**Data listing**

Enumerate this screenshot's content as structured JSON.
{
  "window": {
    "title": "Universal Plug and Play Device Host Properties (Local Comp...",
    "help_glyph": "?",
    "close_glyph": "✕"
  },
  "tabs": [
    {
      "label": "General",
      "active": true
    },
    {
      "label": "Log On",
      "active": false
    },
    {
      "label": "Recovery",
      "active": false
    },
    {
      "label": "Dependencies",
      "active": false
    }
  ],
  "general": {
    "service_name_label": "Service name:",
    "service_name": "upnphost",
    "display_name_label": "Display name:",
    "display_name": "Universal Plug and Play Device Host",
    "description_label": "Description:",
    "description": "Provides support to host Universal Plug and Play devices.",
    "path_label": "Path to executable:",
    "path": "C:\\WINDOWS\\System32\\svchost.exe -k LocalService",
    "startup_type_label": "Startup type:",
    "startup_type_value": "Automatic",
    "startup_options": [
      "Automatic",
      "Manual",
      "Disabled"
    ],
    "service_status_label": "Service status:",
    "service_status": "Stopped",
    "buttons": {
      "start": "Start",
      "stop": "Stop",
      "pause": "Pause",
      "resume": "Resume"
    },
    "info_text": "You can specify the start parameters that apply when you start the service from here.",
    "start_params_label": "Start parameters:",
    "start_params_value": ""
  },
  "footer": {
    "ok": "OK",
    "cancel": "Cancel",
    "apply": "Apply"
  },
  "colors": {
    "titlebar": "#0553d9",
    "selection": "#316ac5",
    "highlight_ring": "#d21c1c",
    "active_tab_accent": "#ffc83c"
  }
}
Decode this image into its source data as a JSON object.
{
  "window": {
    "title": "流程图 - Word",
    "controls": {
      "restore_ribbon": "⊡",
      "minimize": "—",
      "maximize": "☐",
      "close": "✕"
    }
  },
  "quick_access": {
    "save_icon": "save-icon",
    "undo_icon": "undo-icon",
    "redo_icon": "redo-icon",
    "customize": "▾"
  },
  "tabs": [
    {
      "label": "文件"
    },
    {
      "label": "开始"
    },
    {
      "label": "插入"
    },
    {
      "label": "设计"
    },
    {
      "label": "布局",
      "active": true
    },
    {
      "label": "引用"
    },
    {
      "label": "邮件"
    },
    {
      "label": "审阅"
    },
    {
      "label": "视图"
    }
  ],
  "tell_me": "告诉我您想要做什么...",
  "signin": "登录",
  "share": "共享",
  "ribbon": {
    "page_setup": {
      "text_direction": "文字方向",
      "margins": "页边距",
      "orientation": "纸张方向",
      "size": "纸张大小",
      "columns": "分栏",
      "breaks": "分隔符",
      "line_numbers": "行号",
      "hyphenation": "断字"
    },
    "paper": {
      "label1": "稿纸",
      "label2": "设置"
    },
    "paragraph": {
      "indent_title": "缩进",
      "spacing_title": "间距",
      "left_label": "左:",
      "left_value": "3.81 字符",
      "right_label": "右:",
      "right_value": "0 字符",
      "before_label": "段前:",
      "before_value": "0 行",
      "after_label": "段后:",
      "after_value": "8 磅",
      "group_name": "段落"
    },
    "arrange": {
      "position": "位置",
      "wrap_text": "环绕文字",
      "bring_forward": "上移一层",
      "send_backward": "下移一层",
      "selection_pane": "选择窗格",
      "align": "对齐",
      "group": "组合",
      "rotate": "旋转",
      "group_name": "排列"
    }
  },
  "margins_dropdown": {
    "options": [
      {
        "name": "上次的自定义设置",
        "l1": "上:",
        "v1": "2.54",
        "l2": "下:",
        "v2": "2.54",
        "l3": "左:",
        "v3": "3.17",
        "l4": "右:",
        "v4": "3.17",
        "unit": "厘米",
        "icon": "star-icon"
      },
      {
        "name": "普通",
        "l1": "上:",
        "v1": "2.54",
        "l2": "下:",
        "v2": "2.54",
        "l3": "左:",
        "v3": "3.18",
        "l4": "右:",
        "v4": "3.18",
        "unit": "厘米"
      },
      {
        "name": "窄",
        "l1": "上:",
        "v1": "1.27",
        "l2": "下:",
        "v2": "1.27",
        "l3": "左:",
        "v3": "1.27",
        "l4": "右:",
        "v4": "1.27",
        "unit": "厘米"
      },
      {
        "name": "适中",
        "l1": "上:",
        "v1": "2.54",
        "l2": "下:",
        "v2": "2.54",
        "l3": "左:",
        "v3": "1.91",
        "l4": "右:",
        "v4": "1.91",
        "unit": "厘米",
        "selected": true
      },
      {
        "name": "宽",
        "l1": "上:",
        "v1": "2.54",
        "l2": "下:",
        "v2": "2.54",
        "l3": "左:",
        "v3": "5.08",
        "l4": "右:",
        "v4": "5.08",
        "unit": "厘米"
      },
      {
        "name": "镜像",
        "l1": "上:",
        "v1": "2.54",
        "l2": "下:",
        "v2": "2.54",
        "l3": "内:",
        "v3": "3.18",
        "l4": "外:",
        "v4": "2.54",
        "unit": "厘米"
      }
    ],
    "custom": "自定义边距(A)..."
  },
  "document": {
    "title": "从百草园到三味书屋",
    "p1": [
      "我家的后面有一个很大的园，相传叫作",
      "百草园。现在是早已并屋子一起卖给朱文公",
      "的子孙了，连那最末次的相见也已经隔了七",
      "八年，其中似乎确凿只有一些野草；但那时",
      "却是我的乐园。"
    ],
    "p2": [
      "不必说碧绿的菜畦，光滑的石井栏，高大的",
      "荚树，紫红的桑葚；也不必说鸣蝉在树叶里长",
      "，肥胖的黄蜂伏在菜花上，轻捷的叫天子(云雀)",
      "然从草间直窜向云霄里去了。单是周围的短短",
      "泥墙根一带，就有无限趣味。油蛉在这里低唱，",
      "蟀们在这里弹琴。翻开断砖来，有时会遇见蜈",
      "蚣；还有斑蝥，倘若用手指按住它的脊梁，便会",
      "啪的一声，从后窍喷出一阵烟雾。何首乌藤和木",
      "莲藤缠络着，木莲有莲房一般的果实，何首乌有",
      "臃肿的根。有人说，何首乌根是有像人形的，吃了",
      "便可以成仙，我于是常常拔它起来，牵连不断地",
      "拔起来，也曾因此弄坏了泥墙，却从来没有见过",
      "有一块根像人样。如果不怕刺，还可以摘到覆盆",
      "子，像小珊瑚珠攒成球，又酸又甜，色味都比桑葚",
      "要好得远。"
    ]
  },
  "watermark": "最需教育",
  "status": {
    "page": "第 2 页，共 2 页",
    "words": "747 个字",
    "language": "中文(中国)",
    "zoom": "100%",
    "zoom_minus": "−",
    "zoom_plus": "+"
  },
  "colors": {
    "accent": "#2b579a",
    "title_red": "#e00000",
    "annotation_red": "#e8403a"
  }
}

**Problem to solve**
All of the entries above should be written out again exactly.

**Exercise response**
Enumerate this screenshot's content as structured JSON.
{
  "window": {
    "title": "Universal Plug and Play Device Host Properties (Local Comp...",
    "help_glyph": "?",
    "close_glyph": "✕"
  },
  "tabs": [
    {
      "label": "General",
      "active": true
    },
    {
      "label": "Log On",
      "active": false
    },
    {
      "label": "Recovery",
      "active": false
    },
    {
      "label": "Dependencies",
      "active": false
    }
  ],
  "general": {
    "service_name_label": "Service name:",
    "service_name": "upnphost",
    "display_name_label": "Display name:",
    "display_name": "Universal Plug and Play Device Host",
    "description_label": "Description:",
    "description": "Provides support to host Universal Plug and Play devices.",
    "path_label": "Path to executable:",
    "path": "C:\\WINDOWS\\System32\\svchost.exe -k LocalService",
    "startup_type_label": "Startup type:",
    "startup_type_value": "Automatic",
    "startup_options": [
      "Automatic",
      "Manual",
      "Disabled"
    ],
    "service_status_label": "Service status:",
    "service_status": "Stopped",
    "buttons": {
      "start": "Start",
      "stop": "Stop",
      "pause": "Pause",
      "resume": "Resume"
    },
    "info_text": "You can specify the start parameters that apply when you start the service from here.",
    "start_params_label": "Start parameters:",
    "start_params_value": ""
  },
  "footer": {
    "ok": "OK",
    "cancel": "Cancel",
    "apply": "Apply"
  },
  "colors": {
    "titlebar": "#0553d9",
    "selection": "#316ac5",
    "highlight_ring": "#d21c1c",
    "active_tab_accent": "#ffc83c"
  }
}
Decode this image into its source data as a JSON object.
{
  "window": {
    "title": "流程图 - Word",
    "controls": {
      "restore_ribbon": "⊡",
      "minimize": "—",
      "maximize": "☐",
      "close": "✕"
    }
  },
  "quick_access": {
    "save_icon": "save-icon",
    "undo_icon": "undo-icon",
    "redo_icon": "redo-icon",
    "customize": "▾"
  },
  "tabs": [
    {
      "label": "文件"
    },
    {
      "label": "开始"
    },
    {
      "label": "插入"
    },
    {
      "label": "设计"
    },
    {
      "label": "布局",
      "active": true
    },
    {
      "label": "引用"
    },
    {
      "label": "邮件"
    },
    {
      "label": "审阅"
    },
    {
      "label": "视图"
    }
  ],
  "tell_me": "告诉我您想要做什么...",
  "signin": "登录",
  "share": "共享",
  "ribbon": {
    "page_setup": {
      "text_direction": "文字方向",
      "margins": "页边距",
      "orientation": "纸张方向",
      "size": "纸张大小",
      "columns": "分栏",
      "breaks": "分隔符",
      "line_numbers": "行号",
      "hyphenation": "断字"
    },
    "paper": {
      "label1": "稿纸",
      "label2": "设置"
    },
    "paragraph": {
      "indent_title": "缩进",
      "spacing_title": "间距",
      "left_label": "左:",
      "left_value": "3.81 字符",
      "right_label": "右:",
      "right_value": "0 字符",
      "before_label": "段前:",
      "before_value": "0 行",
      "after_label": "段后:",
      "after_value": "8 磅",
      "group_name": "段落"
    },
    "arrange": {
      "position": "位置",
      "wrap_text": "环绕文字",
      "bring_forward": "上移一层",
      "send_backward": "下移一层",
      "selection_pane": "选择窗格",
      "align": "对齐",
      "group": "组合",
      "rotate": "旋转",
      "group_name": "排列"
    }
  },
  "margins_dropdown": {
    "options": [
      {
        "name": "上次的自定义设置",
        "l1": "上:",
        "v1": "2.54",
        "l2": "下:",
        "v2": "2.54",
        "l3": "左:",
        "v3": "3.17",
        "l4": "右:",
        "v4": "3.17",
        "unit": "厘米",
        "icon": "star-icon"
      },
      {
        "name": "普通",
        "l1": "上:",
        "v1": "2.54",
        "l2": "下:",
        "v2": "2.54",
        "l3": "左:",
        "v3": "3.18",
        "l4": "右:",
        "v4": "3.18",
        "unit": "厘米"
      },
      {
        "name": "窄",
        "l1": "上:",
        "v1": "1.27",
        "l2": "下:",
        "v2": "1.27",
        "l3": "左:",
        "v3": "1.27",
        "l4": "右:",
        "v4": "1.27",
        "unit": "厘米"
      },
      {
        "name": "适中",
        "l1": "上:",
        "v1": "2.54",
        "l2": "下:",
        "v2": "2.54",
        "l3": "左:",
        "v3": "1.91",
        "l4": "右:",
        "v4": "1.91",
        "unit": "厘米",
        "selected": true
      },
      {
        "name": "宽",
        "l1": "上:",
        "v1": "2.54",
        "l2": "下:",
        "v2": "2.54",
        "l3": "左:",
        "v3": "5.08",
        "l4": "右:",
        "v4": "5.08",
        "unit": "厘米"
      },
      {
        "name": "镜像",
        "l1": "上:",
        "v1": "2.54",
        "l2": "下:",
        "v2": "2.54",
        "l3": "内:",
        "v3": "3.18",
        "l4": "外:",
        "v4": "2.54",
        "unit": "厘米"
      }
    ],
    "custom": "自定义边距(A)..."
  },
  "document": {
    "title": "从百草园到三味书屋",
    "p1": [
      "我家的后面有一个很大的园，相传叫作",
      "百草园。现在是早已并屋子一起卖给朱文公",
      "的子孙了，连那最末次的相见也已经隔了七",
      "八年，其中似乎确凿只有一些野草；但那时",
      "却是我的乐园。"
    ],
    "p2": [
      "不必说碧绿的菜畦，光滑的石井栏，高大的",
      "荚树，紫红的桑葚；也不必说鸣蝉在树叶里长",
      "，肥胖的黄蜂伏在菜花上，轻捷的叫天子(云雀)",
      "然从草间直窜向云霄里去了。单是周围的短短",
      "泥墙根一带，就有无限趣味。油蛉在这里低唱，",
      "蟀们在这里弹琴。翻开断砖来，有时会遇见蜈",
      "蚣；还有斑蝥，倘若用手指按住它的脊梁，便会",
      "啪的一声，从后窍喷出一阵烟雾。何首乌藤和木",
      "莲藤缠络着，木莲有莲房一般的果实，何首乌有",
      "臃肿的根。有人说，何首乌根是有像人形的，吃了",
      "便可以成仙，我于是常常拔它起来，牵连不断地",
      "拔起来，也曾因此弄坏了泥墙，却从来没有见过",
      "有一块根像人样。如果不怕刺，还可以摘到覆盆",
      "子，像小珊瑚珠攒成球，又酸又甜，色味都比桑葚",
      "要好得远。"
    ]
  },
  "watermark": "最需教育",
  "status": {
    "page": "第 2 页，共 2 页",
    "words": "747 个字",
    "language": "中文(中国)",
    "zoom": "100%",
    "zoom_minus": "−",
    "zoom_plus": "+"
  },
  "colors": {
    "accent": "#2b579a",
    "title_red": "#e00000",
    "annotation_red": "#e8403a"
  }
}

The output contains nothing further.